**Challenge:** Copy each line of the records that holds the string "London".

━━━ Rows

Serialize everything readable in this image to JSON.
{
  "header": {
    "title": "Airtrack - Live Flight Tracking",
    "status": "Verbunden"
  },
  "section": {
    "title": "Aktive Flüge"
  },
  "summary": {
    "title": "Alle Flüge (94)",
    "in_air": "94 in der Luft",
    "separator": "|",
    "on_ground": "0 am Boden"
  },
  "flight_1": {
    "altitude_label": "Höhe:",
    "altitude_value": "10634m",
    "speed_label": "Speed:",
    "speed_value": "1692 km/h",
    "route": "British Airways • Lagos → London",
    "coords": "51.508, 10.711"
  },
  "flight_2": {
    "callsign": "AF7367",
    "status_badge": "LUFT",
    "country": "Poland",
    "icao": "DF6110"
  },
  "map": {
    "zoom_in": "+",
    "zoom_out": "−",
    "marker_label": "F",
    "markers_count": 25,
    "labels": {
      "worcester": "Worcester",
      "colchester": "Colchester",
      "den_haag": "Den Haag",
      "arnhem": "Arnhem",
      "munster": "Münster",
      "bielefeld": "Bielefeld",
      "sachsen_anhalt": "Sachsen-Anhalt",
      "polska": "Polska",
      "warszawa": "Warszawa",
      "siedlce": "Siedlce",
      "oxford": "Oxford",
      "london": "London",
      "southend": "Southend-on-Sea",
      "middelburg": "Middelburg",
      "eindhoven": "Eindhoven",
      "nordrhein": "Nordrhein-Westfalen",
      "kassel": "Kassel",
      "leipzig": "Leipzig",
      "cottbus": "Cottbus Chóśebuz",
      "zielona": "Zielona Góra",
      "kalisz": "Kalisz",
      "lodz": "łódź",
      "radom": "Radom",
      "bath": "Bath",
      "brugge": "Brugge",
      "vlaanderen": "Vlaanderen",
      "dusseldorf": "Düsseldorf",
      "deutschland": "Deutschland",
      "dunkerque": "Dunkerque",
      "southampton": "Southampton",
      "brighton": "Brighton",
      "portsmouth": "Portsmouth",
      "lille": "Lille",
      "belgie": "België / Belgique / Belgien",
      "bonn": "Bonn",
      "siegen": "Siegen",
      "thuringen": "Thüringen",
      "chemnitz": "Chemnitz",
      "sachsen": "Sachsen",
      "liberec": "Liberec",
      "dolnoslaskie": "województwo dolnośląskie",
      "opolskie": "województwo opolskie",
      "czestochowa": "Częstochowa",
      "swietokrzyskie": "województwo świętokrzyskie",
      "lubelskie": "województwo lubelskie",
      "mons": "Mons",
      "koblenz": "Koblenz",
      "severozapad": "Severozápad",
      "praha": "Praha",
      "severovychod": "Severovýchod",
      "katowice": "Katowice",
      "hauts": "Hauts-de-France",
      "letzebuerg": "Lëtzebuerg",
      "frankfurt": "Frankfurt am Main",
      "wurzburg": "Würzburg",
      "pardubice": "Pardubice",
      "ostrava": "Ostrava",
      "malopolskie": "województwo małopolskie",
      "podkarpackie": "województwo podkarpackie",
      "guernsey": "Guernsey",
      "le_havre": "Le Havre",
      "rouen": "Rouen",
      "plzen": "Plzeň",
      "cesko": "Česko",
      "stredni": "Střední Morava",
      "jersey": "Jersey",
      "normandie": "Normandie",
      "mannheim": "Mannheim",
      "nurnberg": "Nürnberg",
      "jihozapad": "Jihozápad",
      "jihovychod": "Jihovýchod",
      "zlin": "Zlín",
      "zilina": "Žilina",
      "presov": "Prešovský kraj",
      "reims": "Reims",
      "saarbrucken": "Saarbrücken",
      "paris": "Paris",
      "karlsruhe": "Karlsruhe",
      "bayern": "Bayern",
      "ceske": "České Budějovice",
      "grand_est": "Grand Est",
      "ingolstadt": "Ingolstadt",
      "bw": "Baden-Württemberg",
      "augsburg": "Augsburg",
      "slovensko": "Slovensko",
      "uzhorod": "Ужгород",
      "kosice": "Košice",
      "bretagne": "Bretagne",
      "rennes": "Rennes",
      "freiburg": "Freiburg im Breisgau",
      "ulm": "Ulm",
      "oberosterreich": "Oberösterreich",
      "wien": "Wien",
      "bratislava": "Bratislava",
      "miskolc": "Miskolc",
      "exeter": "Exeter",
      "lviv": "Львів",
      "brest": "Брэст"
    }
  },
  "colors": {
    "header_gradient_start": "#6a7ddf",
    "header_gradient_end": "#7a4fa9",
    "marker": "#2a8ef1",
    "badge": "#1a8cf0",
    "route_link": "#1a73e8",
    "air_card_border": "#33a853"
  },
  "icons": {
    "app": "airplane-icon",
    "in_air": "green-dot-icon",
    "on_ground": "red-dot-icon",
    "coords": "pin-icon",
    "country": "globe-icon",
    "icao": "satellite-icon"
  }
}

━━━━━━

**Exercise output:**
    "route": "British Airways • Lagos → London",
      "london": "London",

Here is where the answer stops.